Objective:
Filter the records below to the lines that contain the string "balance", matching case exactly, and copy each of those lines in full.

Stored records:
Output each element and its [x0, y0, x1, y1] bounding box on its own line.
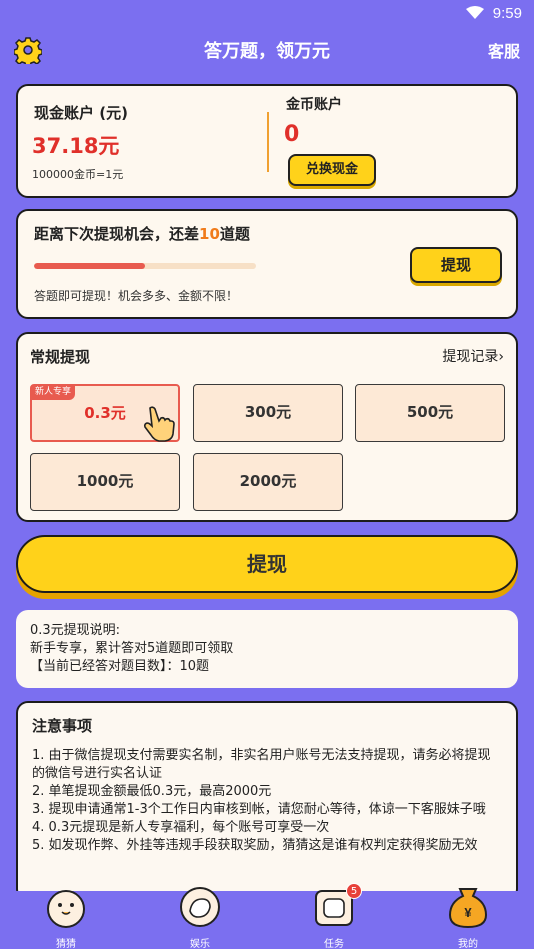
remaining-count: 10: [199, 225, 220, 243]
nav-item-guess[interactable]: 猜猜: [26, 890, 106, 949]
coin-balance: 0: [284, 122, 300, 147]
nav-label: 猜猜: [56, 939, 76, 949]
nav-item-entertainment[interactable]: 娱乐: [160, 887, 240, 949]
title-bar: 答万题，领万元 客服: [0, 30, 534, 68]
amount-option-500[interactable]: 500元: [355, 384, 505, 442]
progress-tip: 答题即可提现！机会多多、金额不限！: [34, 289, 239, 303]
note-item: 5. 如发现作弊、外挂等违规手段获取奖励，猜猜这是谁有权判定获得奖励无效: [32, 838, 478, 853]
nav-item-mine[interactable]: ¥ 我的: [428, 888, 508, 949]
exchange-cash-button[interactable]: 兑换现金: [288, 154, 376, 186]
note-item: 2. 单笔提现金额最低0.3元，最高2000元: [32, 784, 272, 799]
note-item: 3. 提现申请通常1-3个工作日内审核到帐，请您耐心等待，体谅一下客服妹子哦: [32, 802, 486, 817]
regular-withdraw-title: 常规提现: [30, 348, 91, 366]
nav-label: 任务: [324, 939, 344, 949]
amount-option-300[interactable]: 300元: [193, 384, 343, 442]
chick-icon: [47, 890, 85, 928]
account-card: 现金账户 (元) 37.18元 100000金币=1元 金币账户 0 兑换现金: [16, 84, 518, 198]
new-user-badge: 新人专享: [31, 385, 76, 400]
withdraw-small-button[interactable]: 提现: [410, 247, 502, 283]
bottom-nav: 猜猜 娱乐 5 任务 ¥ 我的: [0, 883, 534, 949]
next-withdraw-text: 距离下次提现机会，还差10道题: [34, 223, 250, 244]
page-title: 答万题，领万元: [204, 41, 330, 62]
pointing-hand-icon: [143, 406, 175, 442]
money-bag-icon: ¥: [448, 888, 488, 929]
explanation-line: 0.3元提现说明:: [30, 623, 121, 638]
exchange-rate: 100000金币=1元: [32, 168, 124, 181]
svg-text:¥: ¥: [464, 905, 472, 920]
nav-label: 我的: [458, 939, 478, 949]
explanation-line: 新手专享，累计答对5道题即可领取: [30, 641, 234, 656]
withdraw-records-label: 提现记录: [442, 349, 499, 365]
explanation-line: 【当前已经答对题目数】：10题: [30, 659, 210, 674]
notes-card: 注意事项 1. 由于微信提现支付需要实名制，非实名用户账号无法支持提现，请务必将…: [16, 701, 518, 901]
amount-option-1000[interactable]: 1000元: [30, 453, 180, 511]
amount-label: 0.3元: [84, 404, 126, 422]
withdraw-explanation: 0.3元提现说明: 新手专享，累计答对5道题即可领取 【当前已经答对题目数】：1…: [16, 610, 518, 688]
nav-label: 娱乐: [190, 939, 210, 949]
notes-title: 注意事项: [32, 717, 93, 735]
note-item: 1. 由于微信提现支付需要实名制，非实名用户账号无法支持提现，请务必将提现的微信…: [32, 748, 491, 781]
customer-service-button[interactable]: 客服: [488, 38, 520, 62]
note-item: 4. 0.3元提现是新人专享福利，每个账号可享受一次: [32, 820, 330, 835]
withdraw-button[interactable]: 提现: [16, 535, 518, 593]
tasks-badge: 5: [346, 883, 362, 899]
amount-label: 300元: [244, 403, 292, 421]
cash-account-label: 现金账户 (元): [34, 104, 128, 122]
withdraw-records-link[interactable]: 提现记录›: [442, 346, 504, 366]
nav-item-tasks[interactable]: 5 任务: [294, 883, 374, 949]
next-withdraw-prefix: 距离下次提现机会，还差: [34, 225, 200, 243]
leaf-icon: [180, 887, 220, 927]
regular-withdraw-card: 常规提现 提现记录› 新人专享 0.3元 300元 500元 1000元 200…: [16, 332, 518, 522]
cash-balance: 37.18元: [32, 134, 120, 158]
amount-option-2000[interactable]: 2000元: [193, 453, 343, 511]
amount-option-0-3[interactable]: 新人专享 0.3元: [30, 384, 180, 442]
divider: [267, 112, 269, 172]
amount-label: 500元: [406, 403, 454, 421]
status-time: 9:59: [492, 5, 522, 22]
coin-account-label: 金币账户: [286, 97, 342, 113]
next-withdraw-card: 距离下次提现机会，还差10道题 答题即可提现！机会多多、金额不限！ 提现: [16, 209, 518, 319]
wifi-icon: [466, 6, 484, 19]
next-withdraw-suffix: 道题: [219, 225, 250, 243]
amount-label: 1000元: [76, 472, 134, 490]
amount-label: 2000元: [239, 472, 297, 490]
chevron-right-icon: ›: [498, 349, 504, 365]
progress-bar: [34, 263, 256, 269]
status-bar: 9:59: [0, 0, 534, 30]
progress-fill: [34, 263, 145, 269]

The completed task:
coin-balance: 0: [284, 122, 300, 147]
cash-balance: 37.18元: [32, 134, 120, 158]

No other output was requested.